:: Task to carry out ::
Locate the word "baseline" in the entries below, then gather every line that holds it.

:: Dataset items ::
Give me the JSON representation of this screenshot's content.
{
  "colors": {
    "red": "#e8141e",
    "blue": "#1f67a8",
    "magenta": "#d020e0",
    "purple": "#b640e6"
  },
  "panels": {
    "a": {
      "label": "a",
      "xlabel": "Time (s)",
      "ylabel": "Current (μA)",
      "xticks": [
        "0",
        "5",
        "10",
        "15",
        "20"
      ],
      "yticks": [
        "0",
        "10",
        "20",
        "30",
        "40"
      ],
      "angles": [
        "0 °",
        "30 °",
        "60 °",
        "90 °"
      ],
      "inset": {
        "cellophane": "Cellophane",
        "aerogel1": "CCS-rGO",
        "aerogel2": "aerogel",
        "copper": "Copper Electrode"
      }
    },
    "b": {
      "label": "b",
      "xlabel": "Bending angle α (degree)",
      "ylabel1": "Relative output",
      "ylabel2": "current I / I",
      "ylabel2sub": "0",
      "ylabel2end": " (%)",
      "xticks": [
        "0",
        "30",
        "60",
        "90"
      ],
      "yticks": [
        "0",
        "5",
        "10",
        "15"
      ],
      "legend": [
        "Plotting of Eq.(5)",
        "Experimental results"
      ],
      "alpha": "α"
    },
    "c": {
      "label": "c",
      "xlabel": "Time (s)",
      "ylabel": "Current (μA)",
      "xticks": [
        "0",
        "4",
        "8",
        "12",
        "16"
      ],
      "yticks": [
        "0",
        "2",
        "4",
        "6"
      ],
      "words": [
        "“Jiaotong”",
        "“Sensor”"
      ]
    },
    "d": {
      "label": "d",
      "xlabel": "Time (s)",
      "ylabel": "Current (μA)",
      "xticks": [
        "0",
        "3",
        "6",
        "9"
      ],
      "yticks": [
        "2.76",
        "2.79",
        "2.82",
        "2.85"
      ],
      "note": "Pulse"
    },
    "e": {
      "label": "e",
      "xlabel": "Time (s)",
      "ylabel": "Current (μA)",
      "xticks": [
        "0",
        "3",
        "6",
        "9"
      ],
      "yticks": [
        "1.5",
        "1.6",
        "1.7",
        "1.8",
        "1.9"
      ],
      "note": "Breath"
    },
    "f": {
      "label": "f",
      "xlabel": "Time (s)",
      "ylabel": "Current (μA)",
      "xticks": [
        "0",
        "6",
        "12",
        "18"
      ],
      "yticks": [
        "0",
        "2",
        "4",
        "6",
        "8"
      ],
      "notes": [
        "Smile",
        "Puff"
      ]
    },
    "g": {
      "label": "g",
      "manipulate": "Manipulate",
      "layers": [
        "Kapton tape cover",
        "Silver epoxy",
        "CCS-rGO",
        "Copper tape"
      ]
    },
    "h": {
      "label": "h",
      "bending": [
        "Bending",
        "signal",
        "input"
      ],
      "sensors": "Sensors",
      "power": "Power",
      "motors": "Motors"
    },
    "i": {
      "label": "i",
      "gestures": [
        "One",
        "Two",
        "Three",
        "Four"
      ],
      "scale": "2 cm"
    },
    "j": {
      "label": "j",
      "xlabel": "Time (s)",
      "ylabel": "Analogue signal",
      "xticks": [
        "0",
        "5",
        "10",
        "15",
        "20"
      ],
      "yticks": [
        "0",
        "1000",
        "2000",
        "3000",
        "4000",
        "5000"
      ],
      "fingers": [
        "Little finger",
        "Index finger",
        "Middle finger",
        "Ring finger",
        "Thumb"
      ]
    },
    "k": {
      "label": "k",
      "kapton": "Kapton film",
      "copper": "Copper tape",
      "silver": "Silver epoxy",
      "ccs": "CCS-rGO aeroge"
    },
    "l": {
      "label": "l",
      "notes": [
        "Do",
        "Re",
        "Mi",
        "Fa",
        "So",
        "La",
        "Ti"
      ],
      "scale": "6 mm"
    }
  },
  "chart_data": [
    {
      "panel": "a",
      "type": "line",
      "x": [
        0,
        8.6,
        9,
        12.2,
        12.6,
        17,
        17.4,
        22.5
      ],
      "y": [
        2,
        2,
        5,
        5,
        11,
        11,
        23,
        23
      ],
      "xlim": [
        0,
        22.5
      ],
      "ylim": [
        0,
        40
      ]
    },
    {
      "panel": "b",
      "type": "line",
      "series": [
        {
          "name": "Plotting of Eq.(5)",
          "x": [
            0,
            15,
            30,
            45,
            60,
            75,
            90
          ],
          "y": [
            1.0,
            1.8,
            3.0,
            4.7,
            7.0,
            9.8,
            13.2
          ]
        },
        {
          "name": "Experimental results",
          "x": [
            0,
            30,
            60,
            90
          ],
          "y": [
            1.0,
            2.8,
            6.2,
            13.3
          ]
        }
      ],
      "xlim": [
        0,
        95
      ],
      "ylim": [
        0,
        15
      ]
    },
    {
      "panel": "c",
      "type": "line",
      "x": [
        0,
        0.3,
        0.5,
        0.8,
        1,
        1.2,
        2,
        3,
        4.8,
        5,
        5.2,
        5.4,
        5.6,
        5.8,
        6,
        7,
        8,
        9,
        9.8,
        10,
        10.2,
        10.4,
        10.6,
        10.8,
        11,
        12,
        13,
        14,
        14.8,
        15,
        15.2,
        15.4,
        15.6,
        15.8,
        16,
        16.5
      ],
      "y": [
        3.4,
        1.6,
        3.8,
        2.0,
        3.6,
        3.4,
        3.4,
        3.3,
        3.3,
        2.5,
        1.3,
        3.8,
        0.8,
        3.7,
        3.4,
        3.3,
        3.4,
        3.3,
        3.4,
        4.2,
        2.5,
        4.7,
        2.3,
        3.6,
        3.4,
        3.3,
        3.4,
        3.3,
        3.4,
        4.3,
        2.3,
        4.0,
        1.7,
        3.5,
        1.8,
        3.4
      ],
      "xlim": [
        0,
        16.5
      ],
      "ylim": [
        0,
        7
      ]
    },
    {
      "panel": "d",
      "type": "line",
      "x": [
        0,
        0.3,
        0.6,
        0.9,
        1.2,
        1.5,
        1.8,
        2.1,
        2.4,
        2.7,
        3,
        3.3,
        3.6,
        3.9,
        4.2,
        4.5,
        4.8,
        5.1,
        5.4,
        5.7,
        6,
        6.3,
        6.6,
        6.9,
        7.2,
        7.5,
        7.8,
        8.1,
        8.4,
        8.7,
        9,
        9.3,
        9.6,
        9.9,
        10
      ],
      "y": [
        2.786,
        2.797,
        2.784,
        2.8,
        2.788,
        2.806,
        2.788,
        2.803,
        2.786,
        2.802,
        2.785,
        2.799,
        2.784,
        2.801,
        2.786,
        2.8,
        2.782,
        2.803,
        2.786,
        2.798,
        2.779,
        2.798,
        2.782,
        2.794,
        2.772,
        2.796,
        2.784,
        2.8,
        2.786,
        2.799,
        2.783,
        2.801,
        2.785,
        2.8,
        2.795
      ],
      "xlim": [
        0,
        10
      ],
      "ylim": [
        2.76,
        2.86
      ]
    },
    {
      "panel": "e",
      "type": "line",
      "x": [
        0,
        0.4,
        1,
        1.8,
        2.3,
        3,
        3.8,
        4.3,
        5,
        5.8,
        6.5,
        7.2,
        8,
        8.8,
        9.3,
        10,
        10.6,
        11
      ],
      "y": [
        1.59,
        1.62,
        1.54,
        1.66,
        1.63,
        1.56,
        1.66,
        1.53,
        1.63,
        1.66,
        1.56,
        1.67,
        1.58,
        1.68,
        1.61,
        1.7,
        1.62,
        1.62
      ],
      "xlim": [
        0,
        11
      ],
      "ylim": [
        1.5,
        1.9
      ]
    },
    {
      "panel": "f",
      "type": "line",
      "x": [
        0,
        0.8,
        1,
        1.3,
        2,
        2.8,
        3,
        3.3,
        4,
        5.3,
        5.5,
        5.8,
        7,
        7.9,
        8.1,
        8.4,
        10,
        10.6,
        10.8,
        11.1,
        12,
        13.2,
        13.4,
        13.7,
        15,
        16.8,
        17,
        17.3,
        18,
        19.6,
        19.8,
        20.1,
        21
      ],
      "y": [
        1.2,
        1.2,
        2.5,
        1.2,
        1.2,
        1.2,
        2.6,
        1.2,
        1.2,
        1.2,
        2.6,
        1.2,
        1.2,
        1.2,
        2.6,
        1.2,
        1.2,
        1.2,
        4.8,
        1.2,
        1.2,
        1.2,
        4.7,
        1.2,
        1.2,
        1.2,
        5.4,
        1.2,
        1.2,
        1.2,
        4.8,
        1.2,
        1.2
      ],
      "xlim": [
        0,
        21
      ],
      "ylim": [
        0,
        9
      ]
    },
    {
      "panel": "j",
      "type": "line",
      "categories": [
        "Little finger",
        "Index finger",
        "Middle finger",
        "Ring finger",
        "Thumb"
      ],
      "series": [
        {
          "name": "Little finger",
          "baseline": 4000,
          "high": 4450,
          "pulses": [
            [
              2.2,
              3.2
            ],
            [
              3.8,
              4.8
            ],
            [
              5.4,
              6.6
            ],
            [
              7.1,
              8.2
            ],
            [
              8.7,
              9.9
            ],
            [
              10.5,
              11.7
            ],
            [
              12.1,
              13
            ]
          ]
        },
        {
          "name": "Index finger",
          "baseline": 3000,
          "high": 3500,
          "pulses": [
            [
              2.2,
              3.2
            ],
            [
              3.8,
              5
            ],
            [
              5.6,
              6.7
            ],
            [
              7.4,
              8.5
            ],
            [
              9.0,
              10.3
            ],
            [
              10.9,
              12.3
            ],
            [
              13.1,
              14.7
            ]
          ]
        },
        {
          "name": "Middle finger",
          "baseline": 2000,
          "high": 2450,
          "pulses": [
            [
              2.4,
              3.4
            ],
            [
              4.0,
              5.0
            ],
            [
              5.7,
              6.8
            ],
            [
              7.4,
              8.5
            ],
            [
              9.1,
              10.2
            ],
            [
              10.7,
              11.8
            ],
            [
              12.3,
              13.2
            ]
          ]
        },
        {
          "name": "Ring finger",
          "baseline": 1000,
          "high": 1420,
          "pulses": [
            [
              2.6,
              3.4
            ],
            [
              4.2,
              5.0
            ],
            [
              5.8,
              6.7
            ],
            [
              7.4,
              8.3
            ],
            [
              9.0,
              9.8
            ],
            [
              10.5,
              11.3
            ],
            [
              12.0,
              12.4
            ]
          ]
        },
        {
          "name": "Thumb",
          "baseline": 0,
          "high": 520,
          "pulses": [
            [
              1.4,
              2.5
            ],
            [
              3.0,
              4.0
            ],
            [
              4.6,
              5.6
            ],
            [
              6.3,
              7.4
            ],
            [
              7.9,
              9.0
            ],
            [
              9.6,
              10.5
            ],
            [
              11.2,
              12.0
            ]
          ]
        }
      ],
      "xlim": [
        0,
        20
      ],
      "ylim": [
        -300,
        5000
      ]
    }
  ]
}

:: Exercise solution ::
          "baseline": 4000,
          "baseline": 3000,
          "baseline": 2000,
          "baseline": 1000,
          "baseline": 0,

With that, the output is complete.